--- start Listed records ---

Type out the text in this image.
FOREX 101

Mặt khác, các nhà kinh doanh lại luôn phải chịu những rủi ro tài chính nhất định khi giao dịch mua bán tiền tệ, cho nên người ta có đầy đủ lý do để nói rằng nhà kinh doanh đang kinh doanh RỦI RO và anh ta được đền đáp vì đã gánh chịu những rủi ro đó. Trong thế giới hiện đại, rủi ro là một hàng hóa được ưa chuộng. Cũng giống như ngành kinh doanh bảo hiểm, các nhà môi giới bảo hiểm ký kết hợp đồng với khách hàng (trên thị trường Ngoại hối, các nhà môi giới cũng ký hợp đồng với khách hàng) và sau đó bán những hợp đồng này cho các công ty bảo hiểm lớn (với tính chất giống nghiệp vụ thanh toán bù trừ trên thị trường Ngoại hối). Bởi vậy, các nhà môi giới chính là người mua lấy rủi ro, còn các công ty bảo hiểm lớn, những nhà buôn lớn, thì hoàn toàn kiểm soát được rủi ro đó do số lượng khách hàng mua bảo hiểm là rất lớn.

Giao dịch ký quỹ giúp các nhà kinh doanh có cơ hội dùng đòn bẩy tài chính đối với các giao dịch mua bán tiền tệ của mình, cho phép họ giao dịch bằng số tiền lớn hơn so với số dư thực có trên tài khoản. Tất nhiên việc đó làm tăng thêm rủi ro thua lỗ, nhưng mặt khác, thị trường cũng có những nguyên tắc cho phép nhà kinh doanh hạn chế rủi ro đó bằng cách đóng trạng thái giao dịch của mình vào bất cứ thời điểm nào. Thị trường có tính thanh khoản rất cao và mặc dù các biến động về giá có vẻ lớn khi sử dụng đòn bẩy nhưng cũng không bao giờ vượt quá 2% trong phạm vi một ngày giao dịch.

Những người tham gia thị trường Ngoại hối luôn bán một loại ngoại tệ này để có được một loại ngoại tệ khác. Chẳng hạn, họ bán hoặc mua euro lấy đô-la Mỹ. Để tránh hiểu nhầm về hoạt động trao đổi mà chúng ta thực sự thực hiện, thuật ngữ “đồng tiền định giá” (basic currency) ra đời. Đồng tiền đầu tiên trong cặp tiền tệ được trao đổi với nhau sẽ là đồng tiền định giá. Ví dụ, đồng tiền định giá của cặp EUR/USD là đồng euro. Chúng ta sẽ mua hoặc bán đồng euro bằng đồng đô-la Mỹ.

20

--- end Listed records ---

→ Exercise details: Set out the complete listing exactly as shown.

→ Solution for this problem:
Type out the text in this image.
FOREX 101

Mặt khác, các nhà kinh doanh lại luôn phải chịu những rủi ro tài chính nhất định khi giao dịch mua bán tiền tệ, cho nên người ta có đầy đủ lý do để nói rằng nhà kinh doanh đang kinh doanh RỦI RO và anh ta được đền đáp vì đã gánh chịu những rủi ro đó. Trong thế giới hiện đại, rủi ro là một hàng hóa được ưa chuộng. Cũng giống như ngành kinh doanh bảo hiểm, các nhà môi giới bảo hiểm ký kết hợp đồng với khách hàng (trên thị trường Ngoại hối, các nhà môi giới cũng ký hợp đồng với khách hàng) và sau đó bán những hợp đồng này cho các công ty bảo hiểm lớn (với tính chất giống nghiệp vụ thanh toán bù trừ trên thị trường Ngoại hối). Bởi vậy, các nhà môi giới chính là người mua lấy rủi ro, còn các công ty bảo hiểm lớn, những nhà buôn lớn, thì hoàn toàn kiểm soát được rủi ro đó do số lượng khách hàng mua bảo hiểm là rất lớn.

Giao dịch ký quỹ giúp các nhà kinh doanh có cơ hội dùng đòn bẩy tài chính đối với các giao dịch mua bán tiền tệ của mình, cho phép họ giao dịch bằng số tiền lớn hơn so với số dư thực có trên tài khoản. Tất nhiên việc đó làm tăng thêm rủi ro thua lỗ, nhưng mặt khác, thị trường cũng có những nguyên tắc cho phép nhà kinh doanh hạn chế rủi ro đó bằng cách đóng trạng thái giao dịch của mình vào bất cứ thời điểm nào. Thị trường có tính thanh khoản rất cao và mặc dù các biến động về giá có vẻ lớn khi sử dụng đòn bẩy nhưng cũng không bao giờ vượt quá 2% trong phạm vi một ngày giao dịch.

Những người tham gia thị trường Ngoại hối luôn bán một loại ngoại tệ này để có được một loại ngoại tệ khác. Chẳng hạn, họ bán hoặc mua euro lấy đô-la Mỹ. Để tránh hiểu nhầm về hoạt động trao đổi mà chúng ta thực sự thực hiện, thuật ngữ “đồng tiền định giá” (basic currency) ra đời. Đồng tiền đầu tiên trong cặp tiền tệ được trao đổi với nhau sẽ là đồng tiền định giá. Ví dụ, đồng tiền định giá của cặp EUR/USD là đồng euro. Chúng ta sẽ mua hoặc bán đồng euro bằng đồng đô-la Mỹ.

20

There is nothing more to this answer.